In the excerpt below on gamification in recruitment, which Hungarian firm worked with PwC to produce the Multipoly game?

-------- Source excerpt

Images from PwC’s Multipoly recruitment game.

In their quest for new talent, some Hungarian companies have found that it helps to blur the line between work and play.

Big corporations are using gamification, a concept of creating a game that simulates real-life situations that employees would encounter at a company. By playing at working at a firm, young people starting their careers can become more interested and involved in the company, while employers can learn more about potential job candidates. Gamification is designed to increase employer brand awareness among a target audience of inquisitive young minds.

Gamification puts a fresh and playful spin on the recruitment process and companies can increase engagement further by introducing cash prizes. In the case of the international advisory group PwC, their Multipoly game, produced in conjunction with Hungarian firm Games for Business, offers an interface that requests players to perform on-the-job tasks in a simulated work environment.

“What we would like to achieve with the game is to provide some sort of insight for potential hires of PwC,” explains Noémi Bíró, senior manager and CEE recruitment leader at PwC. She says that people are more interested in joining a company when they have a better understanding of what their role is within that organization.

According to Péter Filák, business development director at Games for Business, gamification can be used as a tool that, if applied well, provides meaningful motivation for target audiences to follow the desired behaviors of an organization in such fields as assessment, recruitment and development. “We have built several virtual assessment center modules into our simulation games that have helped collect valuable information about potential applicants besides their player behavior.”

The strong potential of this tool and its many uses is what makes it so appealing to companies in Hungary and elsewhere. “We have experienced a clear shift from the state where gamification was a mystic, interesting phenomenon to an accepted tool to be applied to ever more areas,” says Filák, whose company has invested heavily in educating the HR sector in Hungary on the practicalities of gamification.

Millennials learn in a very different way than their predecessors, according to HR Vice President of MOL Group, Zdravka Demeter Bubalo. “They do not appreciate being given information for information’s sake; learning must be relevant and ready for application. They also spend more time using electronic media and put greater emphasis on collaboration with others than their predecessors.”

----------------
-------- Data shown

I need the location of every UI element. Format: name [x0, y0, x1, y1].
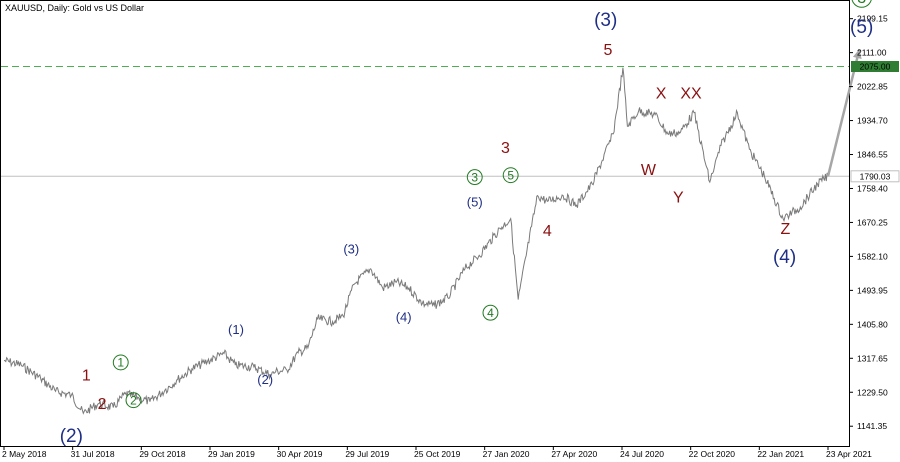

----------------
-------- Data shown

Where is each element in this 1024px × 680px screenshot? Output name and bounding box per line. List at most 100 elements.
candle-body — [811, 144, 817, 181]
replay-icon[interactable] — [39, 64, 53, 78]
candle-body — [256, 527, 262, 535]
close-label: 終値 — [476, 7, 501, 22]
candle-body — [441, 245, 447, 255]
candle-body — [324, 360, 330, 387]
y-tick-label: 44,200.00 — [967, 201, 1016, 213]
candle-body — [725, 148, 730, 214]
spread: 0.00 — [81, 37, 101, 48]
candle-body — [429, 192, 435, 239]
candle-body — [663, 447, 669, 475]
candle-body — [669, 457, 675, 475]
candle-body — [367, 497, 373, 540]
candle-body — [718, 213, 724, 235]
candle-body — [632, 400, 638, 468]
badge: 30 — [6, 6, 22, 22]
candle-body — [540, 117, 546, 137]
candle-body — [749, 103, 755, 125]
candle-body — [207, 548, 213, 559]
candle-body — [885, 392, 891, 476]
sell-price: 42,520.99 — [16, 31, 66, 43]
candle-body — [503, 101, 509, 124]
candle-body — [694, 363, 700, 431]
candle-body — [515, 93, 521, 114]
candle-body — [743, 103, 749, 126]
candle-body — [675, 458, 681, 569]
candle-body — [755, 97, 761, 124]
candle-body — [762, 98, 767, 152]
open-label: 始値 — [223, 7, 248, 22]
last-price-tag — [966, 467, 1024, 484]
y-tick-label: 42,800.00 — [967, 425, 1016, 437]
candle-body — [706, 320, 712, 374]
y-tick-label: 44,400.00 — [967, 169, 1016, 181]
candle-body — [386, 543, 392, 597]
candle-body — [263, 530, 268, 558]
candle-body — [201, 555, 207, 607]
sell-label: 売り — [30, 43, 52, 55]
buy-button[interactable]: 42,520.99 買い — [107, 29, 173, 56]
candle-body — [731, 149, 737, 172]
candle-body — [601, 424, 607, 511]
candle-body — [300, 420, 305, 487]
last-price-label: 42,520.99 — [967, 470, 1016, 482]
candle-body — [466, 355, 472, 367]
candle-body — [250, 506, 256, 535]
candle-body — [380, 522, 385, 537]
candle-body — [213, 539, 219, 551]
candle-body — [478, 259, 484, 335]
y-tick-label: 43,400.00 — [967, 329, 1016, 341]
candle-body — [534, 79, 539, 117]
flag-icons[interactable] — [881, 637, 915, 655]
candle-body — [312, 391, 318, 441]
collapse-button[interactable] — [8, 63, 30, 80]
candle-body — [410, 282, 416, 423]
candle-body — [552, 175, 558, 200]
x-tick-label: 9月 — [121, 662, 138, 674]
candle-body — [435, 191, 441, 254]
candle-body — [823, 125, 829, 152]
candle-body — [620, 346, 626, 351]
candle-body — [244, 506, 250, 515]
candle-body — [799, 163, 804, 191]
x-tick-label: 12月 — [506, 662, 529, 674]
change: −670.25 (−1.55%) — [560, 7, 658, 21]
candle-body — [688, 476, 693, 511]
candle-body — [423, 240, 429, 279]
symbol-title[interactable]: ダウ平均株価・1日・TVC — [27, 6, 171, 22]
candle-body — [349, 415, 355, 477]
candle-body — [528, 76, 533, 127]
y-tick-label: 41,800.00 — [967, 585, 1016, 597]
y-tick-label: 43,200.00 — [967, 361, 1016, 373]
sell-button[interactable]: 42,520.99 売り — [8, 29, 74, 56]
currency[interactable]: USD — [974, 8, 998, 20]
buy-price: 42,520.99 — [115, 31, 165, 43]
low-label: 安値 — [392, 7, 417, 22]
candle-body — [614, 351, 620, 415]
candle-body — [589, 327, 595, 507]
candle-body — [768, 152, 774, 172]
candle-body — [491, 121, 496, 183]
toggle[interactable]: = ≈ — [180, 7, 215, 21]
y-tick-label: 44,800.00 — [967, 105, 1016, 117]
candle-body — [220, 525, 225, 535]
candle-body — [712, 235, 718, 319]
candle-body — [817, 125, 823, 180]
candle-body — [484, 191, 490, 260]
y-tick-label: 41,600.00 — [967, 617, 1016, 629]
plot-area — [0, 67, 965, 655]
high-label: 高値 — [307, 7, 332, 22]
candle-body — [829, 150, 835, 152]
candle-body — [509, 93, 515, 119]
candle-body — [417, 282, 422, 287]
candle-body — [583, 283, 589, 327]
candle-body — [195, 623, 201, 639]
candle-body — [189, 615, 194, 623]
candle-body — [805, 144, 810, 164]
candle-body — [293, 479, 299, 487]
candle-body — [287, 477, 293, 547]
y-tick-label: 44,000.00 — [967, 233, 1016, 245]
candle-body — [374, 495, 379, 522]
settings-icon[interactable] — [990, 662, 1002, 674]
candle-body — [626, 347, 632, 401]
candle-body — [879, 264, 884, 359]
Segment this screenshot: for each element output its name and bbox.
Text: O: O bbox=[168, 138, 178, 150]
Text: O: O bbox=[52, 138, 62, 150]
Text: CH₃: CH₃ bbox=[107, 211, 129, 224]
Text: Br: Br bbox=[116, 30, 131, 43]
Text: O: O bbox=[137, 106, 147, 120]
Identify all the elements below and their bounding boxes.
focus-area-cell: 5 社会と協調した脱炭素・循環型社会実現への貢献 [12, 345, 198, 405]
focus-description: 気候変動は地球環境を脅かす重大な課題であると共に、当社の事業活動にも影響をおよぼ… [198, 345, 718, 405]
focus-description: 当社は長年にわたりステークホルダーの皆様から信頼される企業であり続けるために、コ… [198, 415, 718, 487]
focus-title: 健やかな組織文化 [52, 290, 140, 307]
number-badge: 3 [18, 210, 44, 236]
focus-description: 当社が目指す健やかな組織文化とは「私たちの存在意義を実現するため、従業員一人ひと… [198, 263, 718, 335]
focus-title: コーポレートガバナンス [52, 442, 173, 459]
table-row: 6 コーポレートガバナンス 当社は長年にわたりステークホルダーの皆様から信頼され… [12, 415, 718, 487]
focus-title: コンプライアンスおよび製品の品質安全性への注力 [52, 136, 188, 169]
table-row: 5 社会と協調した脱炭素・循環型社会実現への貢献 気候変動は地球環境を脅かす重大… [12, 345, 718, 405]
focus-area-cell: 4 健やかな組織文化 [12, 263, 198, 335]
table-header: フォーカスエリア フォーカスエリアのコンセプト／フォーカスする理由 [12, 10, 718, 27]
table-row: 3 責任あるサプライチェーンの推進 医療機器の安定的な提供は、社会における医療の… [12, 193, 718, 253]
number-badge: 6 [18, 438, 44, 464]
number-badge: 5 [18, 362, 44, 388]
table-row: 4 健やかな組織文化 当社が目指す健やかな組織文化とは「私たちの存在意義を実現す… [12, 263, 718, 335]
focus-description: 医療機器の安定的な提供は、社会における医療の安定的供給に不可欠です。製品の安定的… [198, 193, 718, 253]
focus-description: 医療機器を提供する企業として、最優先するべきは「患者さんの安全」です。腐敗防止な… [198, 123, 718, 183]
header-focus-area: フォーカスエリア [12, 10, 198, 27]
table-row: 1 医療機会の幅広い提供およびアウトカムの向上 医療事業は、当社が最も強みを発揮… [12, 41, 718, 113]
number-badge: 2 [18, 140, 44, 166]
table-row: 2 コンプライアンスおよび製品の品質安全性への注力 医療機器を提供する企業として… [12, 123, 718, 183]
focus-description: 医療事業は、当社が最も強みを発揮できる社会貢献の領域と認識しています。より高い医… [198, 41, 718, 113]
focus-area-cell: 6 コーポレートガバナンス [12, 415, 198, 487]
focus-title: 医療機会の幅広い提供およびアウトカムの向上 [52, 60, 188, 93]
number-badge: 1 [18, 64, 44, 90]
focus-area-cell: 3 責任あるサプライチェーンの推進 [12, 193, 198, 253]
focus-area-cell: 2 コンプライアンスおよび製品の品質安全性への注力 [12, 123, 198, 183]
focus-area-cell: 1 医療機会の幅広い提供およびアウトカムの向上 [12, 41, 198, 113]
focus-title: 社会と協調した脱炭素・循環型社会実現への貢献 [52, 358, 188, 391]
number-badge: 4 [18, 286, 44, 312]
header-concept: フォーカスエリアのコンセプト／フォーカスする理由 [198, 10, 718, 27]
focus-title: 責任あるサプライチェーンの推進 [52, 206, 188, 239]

----------------
-------- Data shown

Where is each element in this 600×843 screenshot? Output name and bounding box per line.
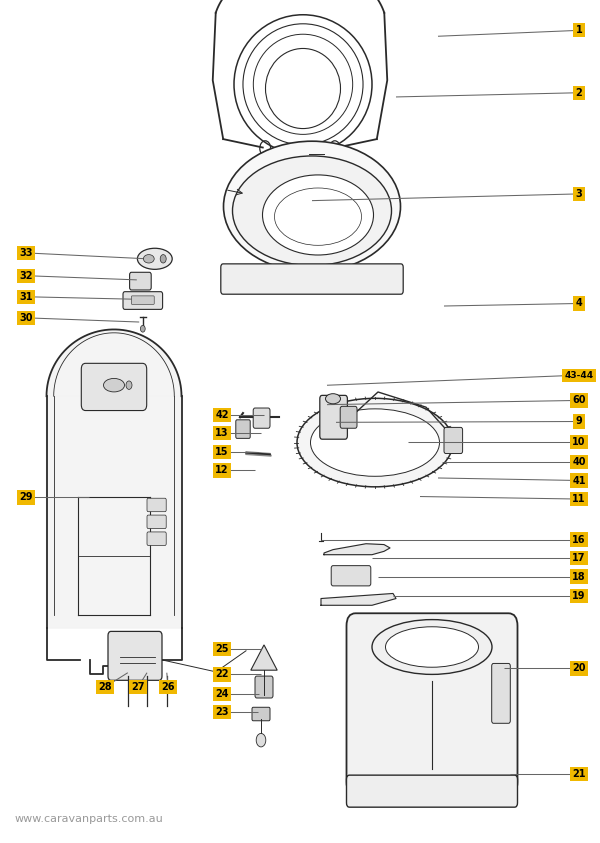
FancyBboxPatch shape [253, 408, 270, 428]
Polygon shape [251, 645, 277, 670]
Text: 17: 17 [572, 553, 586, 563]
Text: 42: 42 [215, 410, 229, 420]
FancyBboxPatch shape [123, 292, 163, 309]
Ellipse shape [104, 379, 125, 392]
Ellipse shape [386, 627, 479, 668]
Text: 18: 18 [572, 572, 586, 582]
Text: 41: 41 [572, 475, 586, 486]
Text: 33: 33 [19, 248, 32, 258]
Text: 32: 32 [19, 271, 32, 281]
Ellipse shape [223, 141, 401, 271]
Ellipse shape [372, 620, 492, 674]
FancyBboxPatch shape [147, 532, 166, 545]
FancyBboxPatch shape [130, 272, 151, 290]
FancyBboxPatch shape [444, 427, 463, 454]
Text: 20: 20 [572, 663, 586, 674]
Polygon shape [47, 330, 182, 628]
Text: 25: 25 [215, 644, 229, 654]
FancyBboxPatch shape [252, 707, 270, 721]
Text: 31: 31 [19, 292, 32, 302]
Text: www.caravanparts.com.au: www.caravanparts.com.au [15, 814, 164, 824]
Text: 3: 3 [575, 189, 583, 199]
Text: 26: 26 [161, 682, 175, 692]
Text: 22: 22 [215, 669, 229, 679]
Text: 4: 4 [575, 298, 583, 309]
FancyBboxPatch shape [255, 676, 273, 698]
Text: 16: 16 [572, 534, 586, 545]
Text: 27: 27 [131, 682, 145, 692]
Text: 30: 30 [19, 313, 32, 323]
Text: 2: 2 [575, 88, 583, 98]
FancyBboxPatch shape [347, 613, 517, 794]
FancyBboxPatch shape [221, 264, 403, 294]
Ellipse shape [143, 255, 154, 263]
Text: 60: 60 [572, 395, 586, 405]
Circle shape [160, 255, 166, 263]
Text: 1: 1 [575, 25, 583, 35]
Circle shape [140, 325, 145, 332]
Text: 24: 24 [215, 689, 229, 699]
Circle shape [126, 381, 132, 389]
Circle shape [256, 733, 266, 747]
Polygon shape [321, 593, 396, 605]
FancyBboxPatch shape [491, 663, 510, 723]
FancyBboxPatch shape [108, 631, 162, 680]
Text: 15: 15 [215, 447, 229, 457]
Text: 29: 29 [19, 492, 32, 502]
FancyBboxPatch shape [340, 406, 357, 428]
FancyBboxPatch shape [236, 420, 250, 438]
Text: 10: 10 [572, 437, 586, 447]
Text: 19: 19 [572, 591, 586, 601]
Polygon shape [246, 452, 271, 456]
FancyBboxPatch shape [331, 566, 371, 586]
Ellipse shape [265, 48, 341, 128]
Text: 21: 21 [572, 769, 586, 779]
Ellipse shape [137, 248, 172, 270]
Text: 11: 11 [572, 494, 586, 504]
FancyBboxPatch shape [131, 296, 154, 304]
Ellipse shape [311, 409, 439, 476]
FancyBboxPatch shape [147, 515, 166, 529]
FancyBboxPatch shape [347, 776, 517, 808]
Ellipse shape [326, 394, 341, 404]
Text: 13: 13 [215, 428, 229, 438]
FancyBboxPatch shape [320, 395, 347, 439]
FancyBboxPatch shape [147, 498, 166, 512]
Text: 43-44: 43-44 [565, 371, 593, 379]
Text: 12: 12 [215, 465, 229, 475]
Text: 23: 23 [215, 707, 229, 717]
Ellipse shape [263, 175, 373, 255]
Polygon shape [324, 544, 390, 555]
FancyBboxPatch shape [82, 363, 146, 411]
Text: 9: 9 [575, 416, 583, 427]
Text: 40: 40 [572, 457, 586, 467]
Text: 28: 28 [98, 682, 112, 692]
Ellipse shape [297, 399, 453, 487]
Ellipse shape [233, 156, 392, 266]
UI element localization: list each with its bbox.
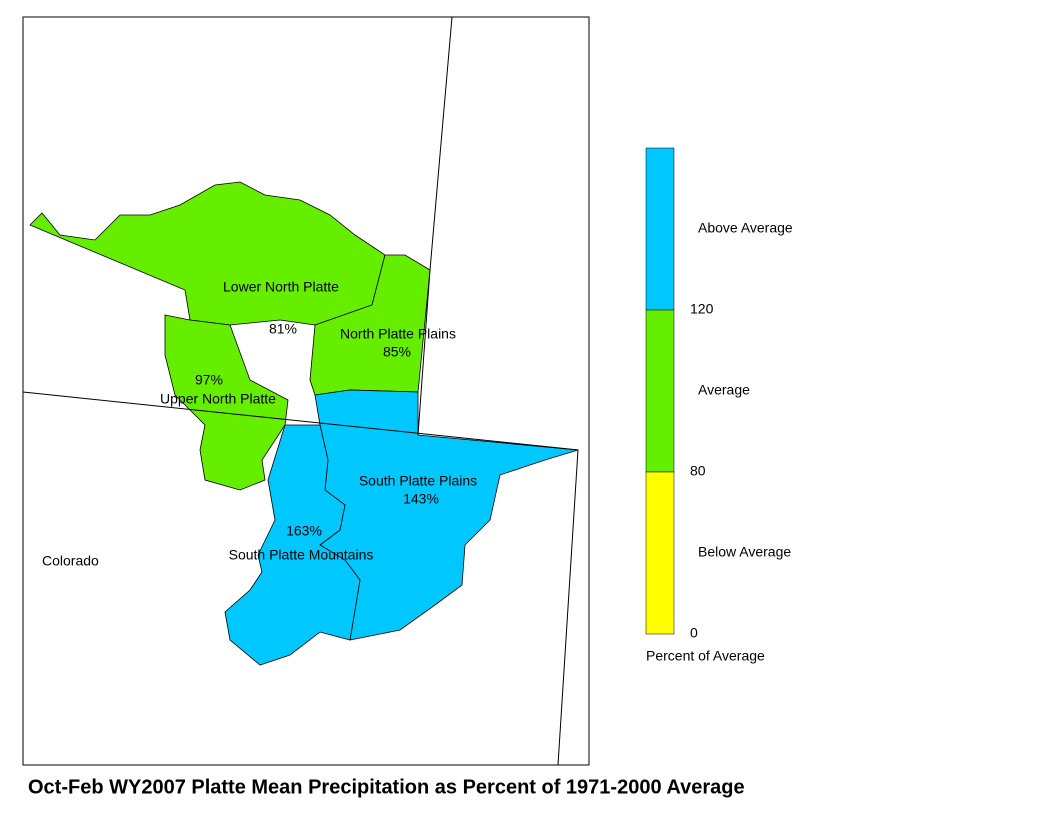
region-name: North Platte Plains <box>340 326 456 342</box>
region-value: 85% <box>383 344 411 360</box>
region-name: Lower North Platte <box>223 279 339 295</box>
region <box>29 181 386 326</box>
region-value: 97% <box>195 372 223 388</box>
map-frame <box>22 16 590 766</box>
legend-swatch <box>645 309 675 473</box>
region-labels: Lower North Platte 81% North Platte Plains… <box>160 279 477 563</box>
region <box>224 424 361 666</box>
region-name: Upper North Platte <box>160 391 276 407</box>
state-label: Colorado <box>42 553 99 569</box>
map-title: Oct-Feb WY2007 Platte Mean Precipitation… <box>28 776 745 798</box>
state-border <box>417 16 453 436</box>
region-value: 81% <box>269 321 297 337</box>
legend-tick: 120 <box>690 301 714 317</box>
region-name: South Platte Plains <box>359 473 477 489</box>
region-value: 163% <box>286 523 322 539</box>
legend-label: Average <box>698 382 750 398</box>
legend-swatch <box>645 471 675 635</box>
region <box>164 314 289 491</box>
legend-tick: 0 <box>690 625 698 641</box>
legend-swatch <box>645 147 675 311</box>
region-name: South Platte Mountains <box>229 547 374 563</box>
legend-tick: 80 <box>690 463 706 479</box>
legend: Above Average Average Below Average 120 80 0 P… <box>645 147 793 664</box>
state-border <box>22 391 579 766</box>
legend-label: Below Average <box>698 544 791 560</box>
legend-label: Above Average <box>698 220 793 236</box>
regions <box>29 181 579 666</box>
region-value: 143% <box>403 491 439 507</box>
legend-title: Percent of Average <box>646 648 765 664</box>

----------------

Result of the exercise
Games for Business